— What is being asked —
Each line that holds the word "from" counts once. Give the total number of such lines and nothing else.

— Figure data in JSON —
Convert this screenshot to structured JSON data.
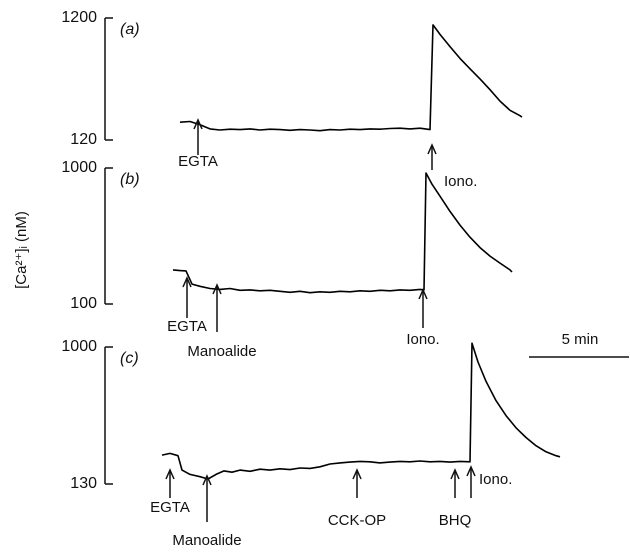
{
  "y_label": "[Ca²⁺]ᵢ (nM)",
  "scale_bar": {
    "label": "5 min",
    "value": 5
  },
  "chart_data": [
    {
      "type": "line",
      "panel_label": "(a)",
      "log_scale": true,
      "color": "#000000",
      "xlim": [
        0,
        23.5
      ],
      "ylim": [
        120,
        1200
      ],
      "yticks": [
        120,
        1200
      ],
      "x": [
        1.0,
        1.5,
        2.0,
        2.5,
        3.0,
        3.5,
        4,
        4.5,
        5,
        5.5,
        6,
        6.5,
        7,
        7.5,
        8,
        8.5,
        9,
        9.5,
        10,
        10.5,
        11,
        11.5,
        12,
        12.5,
        13,
        13.5,
        13.65,
        14,
        14.5,
        15,
        15.5,
        16,
        16.5,
        17,
        17.5,
        18,
        18.1
      ],
      "values": [
        168,
        170,
        160,
        148,
        145,
        147,
        146,
        148,
        145,
        147,
        146,
        144,
        146,
        145,
        143,
        146,
        145,
        147,
        146,
        148,
        147,
        149,
        150,
        148,
        150,
        146,
        1054,
        880,
        700,
        560,
        460,
        380,
        310,
        250,
        210,
        190,
        185
      ],
      "annotations": [
        {
          "label": "EGTA",
          "x": 1.9
        },
        {
          "label": "Iono.",
          "x": 13.6
        }
      ]
    },
    {
      "type": "line",
      "panel_label": "(b)",
      "log_scale": true,
      "color": "#000000",
      "xlim": [
        0,
        23.5
      ],
      "ylim": [
        100,
        1000
      ],
      "yticks": [
        100,
        1000
      ],
      "x": [
        0.65,
        1.0,
        1.3,
        1.6,
        2,
        2.5,
        3,
        3.5,
        4,
        4.5,
        5,
        5.5,
        6,
        6.5,
        7,
        7.5,
        8,
        8.5,
        9,
        9.5,
        10,
        10.5,
        11,
        11.5,
        12,
        12.5,
        13,
        13.2,
        13.3,
        13.6,
        14,
        14.5,
        15,
        15.5,
        16,
        16.5,
        17,
        17.5,
        17.6
      ],
      "values": [
        178,
        176,
        175,
        140,
        135,
        130,
        128,
        130,
        126,
        127,
        125,
        126,
        124,
        122,
        124,
        121,
        123,
        122,
        124,
        123,
        125,
        124,
        126,
        125,
        127,
        126,
        128,
        127,
        919,
        760,
        620,
        480,
        380,
        310,
        260,
        225,
        200,
        178,
        172
      ],
      "annotations": [
        {
          "label": "EGTA",
          "x": 1.35
        },
        {
          "label": "Manoalide",
          "x": 2.85
        },
        {
          "label": "Iono.",
          "x": 13.15
        }
      ]
    },
    {
      "type": "line",
      "panel_label": "(c)",
      "log_scale": true,
      "color": "#000000",
      "xlim": [
        0,
        23.5
      ],
      "ylim": [
        130,
        1000
      ],
      "yticks": [
        130,
        1000
      ],
      "x": [
        0.1,
        0.5,
        0.9,
        1.1,
        1.5,
        2,
        2.4,
        2.8,
        3.2,
        3.6,
        4,
        4.5,
        5,
        5.5,
        6,
        6.5,
        7,
        7.5,
        8,
        8.5,
        9,
        9.5,
        10,
        10.5,
        11,
        11.5,
        12,
        12.5,
        13,
        13.5,
        14,
        14.5,
        15,
        15.5,
        15.6,
        15.9,
        16.3,
        16.8,
        17.3,
        17.8,
        18.3,
        18.8,
        19.3,
        19.8,
        20
      ],
      "values": [
        200,
        205,
        198,
        160,
        150,
        145,
        140,
        150,
        158,
        155,
        160,
        157,
        162,
        160,
        163,
        161,
        165,
        164,
        168,
        175,
        178,
        180,
        182,
        181,
        178,
        180,
        182,
        181,
        183,
        181,
        182,
        180,
        182,
        181,
        1058,
        800,
        600,
        450,
        360,
        300,
        260,
        230,
        210,
        198,
        195
      ],
      "annotations": [
        {
          "label": "EGTA",
          "x": 0.5
        },
        {
          "label": "Manoalide",
          "x": 2.35
        },
        {
          "label": "CCK-OP",
          "x": 9.85
        },
        {
          "label": "BHQ",
          "x": 14.75
        },
        {
          "label": "Iono.",
          "x": 15.55
        }
      ]
    }
  ]
}
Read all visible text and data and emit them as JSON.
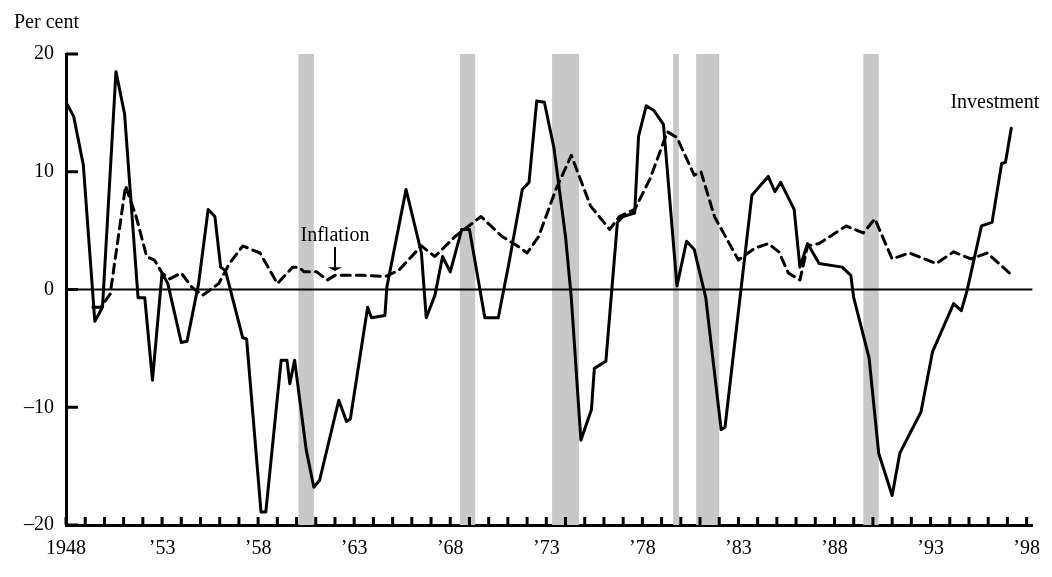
{
  "chart_data": {
    "type": "line",
    "ylabel": "Per cent",
    "xlim": [
      1948,
      1998.3
    ],
    "ylim": [
      -20,
      20
    ],
    "yticks": [
      {
        "value": -20,
        "label": "–20"
      },
      {
        "value": -10,
        "label": "–10"
      },
      0,
      10,
      20
    ],
    "xticks": [
      {
        "value": 1948,
        "label": "1948"
      },
      {
        "value": 1949,
        "label": null
      },
      {
        "value": 1950,
        "label": null
      },
      {
        "value": 1951,
        "label": null
      },
      {
        "value": 1952,
        "label": null
      },
      {
        "value": 1953,
        "label": "’53"
      },
      {
        "value": 1954,
        "label": null
      },
      {
        "value": 1955,
        "label": null
      },
      {
        "value": 1956,
        "label": null
      },
      {
        "value": 1957,
        "label": null
      },
      {
        "value": 1958,
        "label": "’58"
      },
      {
        "value": 1959,
        "label": null
      },
      {
        "value": 1960,
        "label": null
      },
      {
        "value": 1961,
        "label": null
      },
      {
        "value": 1962,
        "label": null
      },
      {
        "value": 1963,
        "label": "’63"
      },
      {
        "value": 1964,
        "label": null
      },
      {
        "value": 1965,
        "label": null
      },
      {
        "value": 1966,
        "label": null
      },
      {
        "value": 1967,
        "label": null
      },
      {
        "value": 1968,
        "label": "’68"
      },
      {
        "value": 1969,
        "label": null
      },
      {
        "value": 1970,
        "label": null
      },
      {
        "value": 1971,
        "label": null
      },
      {
        "value": 1972,
        "label": null
      },
      {
        "value": 1973,
        "label": "’73"
      },
      {
        "value": 1974,
        "label": null
      },
      {
        "value": 1975,
        "label": null
      },
      {
        "value": 1976,
        "label": null
      },
      {
        "value": 1977,
        "label": null
      },
      {
        "value": 1978,
        "label": "’78"
      },
      {
        "value": 1979,
        "label": null
      },
      {
        "value": 1980,
        "label": null
      },
      {
        "value": 1981,
        "label": null
      },
      {
        "value": 1982,
        "label": null
      },
      {
        "value": 1983,
        "label": "’83"
      },
      {
        "value": 1984,
        "label": null
      },
      {
        "value": 1985,
        "label": null
      },
      {
        "value": 1986,
        "label": null
      },
      {
        "value": 1987,
        "label": null
      },
      {
        "value": 1988,
        "label": "’88"
      },
      {
        "value": 1989,
        "label": null
      },
      {
        "value": 1990,
        "label": null
      },
      {
        "value": 1991,
        "label": null
      },
      {
        "value": 1992,
        "label": null
      },
      {
        "value": 1993,
        "label": "’93"
      },
      {
        "value": 1994,
        "label": null
      },
      {
        "value": 1995,
        "label": null
      },
      {
        "value": 1996,
        "label": null
      },
      {
        "value": 1997,
        "label": null
      },
      {
        "value": 1998,
        "label": "’98"
      }
    ],
    "bands": [
      {
        "axis": "x",
        "from": 1960.1,
        "to": 1960.9,
        "color": "#c8c8c8"
      },
      {
        "axis": "x",
        "from": 1968.5,
        "to": 1969.3,
        "color": "#c8c8c8"
      },
      {
        "axis": "x",
        "from": 1973.3,
        "to": 1974.7,
        "color": "#c8c8c8"
      },
      {
        "axis": "x",
        "from": 1979.6,
        "to": 1979.9,
        "color": "#c8c8c8"
      },
      {
        "axis": "x",
        "from": 1980.8,
        "to": 1982.0,
        "color": "#c8c8c8"
      },
      {
        "axis": "x",
        "from": 1989.5,
        "to": 1990.3,
        "color": "#c8c8c8"
      }
    ],
    "ref_lines": [
      {
        "axis": "y",
        "value": 0,
        "color": "#000000"
      }
    ],
    "legend": false,
    "series": [
      {
        "name": "Investment",
        "color": "#000000",
        "line_style": "solid",
        "x": [
          1948.0,
          1948.4,
          1948.9,
          1949.5,
          1949.9,
          1950.6,
          1951.05,
          1951.75,
          1952.1,
          1952.5,
          1953.0,
          1953.3,
          1954.0,
          1954.3,
          1954.9,
          1955.4,
          1955.75,
          1956.05,
          1956.3,
          1957.2,
          1957.4,
          1958.15,
          1958.4,
          1959.2,
          1959.5,
          1959.65,
          1959.9,
          1960.5,
          1960.9,
          1961.2,
          1962.2,
          1962.6,
          1962.8,
          1963.7,
          1963.9,
          1964.6,
          1964.7,
          1965.7,
          1966.5,
          1966.75,
          1967.2,
          1967.6,
          1968.0,
          1968.6,
          1969.0,
          1969.8,
          1970.5,
          1971.05,
          1971.75,
          1972.1,
          1972.5,
          1972.9,
          1973.4,
          1974.0,
          1974.3,
          1974.8,
          1975.35,
          1975.5,
          1976.1,
          1976.7,
          1977.0,
          1977.6,
          1977.8,
          1978.2,
          1978.6,
          1979.1,
          1979.8,
          1980.3,
          1980.7,
          1981.3,
          1982.1,
          1982.3,
          1983.7,
          1984.55,
          1984.9,
          1985.2,
          1985.9,
          1986.2,
          1986.6,
          1987.2,
          1988.4,
          1988.85,
          1989.0,
          1989.8,
          1990.3,
          1991.0,
          1991.4,
          1992.5,
          1993.1,
          1994.2,
          1994.6,
          1994.9,
          1995.65,
          1996.2,
          1996.7,
          1996.9,
          1997.2
        ],
        "values": [
          15.9,
          14.7,
          10.6,
          -2.7,
          -1.5,
          18.5,
          14.9,
          -0.7,
          -0.7,
          -7.7,
          1.4,
          0.5,
          -4.5,
          -4.4,
          0.5,
          6.8,
          6.2,
          1.9,
          1.6,
          -4.1,
          -4.2,
          -18.9,
          -18.9,
          -6.0,
          -6.0,
          -8.0,
          -6.0,
          -13.6,
          -16.8,
          -16.2,
          -9.4,
          -11.2,
          -11.0,
          -1.5,
          -2.4,
          -2.2,
          0.2,
          8.5,
          3.1,
          -2.4,
          -0.5,
          2.8,
          1.5,
          5.1,
          5.1,
          -2.4,
          -2.4,
          2.2,
          8.5,
          9.1,
          16.0,
          15.9,
          12.0,
          4.5,
          -0.7,
          -12.8,
          -10.2,
          -6.7,
          -6.1,
          5.7,
          6.2,
          6.5,
          13.0,
          15.6,
          15.2,
          14.0,
          0.3,
          4.1,
          3.4,
          -0.7,
          -11.9,
          -11.7,
          8.0,
          9.6,
          8.3,
          9.1,
          6.8,
          1.9,
          3.9,
          2.2,
          1.9,
          1.2,
          -0.7,
          -5.8,
          -13.9,
          -17.5,
          -13.9,
          -10.4,
          -5.3,
          -1.2,
          -1.8,
          -0.1,
          5.4,
          5.7,
          10.7,
          10.8,
          13.7
        ]
      },
      {
        "name": "Inflation",
        "color": "#000000",
        "line_style": "dashed",
        "x": [
          1949.4,
          1949.8,
          1950.3,
          1951.1,
          1951.65,
          1952.2,
          1952.6,
          1953.0,
          1953.4,
          1954.0,
          1954.55,
          1955.1,
          1955.95,
          1956.5,
          1957.2,
          1958.1,
          1959.0,
          1959.8,
          1960.1,
          1960.4,
          1961.05,
          1961.6,
          1962.0,
          1963.5,
          1964.6,
          1965.3,
          1966.5,
          1967.2,
          1968.25,
          1969.6,
          1970.7,
          1971.5,
          1972.0,
          1972.6,
          1973.5,
          1974.3,
          1975.3,
          1976.3,
          1976.8,
          1977.6,
          1978.4,
          1979.3,
          1979.8,
          1980.7,
          1981.05,
          1981.75,
          1983.0,
          1983.85,
          1984.55,
          1985.1,
          1985.6,
          1986.2,
          1986.6,
          1987.2,
          1988.6,
          1989.5,
          1990.1,
          1991.0,
          1991.9,
          1993.3,
          1994.2,
          1995.1,
          1995.95,
          1997.1
        ],
        "values": [
          -1.5,
          -1.5,
          -0.4,
          8.8,
          6.2,
          2.8,
          2.5,
          1.4,
          0.9,
          1.4,
          0.2,
          -0.5,
          0.5,
          2.2,
          3.7,
          3.1,
          0.5,
          1.9,
          1.9,
          1.5,
          1.5,
          0.8,
          1.2,
          1.2,
          1.1,
          1.6,
          3.7,
          2.8,
          4.5,
          6.2,
          4.5,
          3.7,
          3.1,
          4.5,
          8.5,
          11.4,
          7.1,
          5.1,
          6.2,
          6.8,
          9.4,
          13.4,
          12.9,
          9.7,
          10.0,
          6.2,
          2.5,
          3.5,
          3.9,
          3.2,
          1.4,
          0.8,
          3.7,
          3.9,
          5.4,
          4.8,
          6.0,
          2.6,
          3.1,
          2.2,
          3.2,
          2.6,
          3.1,
          1.4
        ]
      }
    ]
  }
}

— The completed task —
6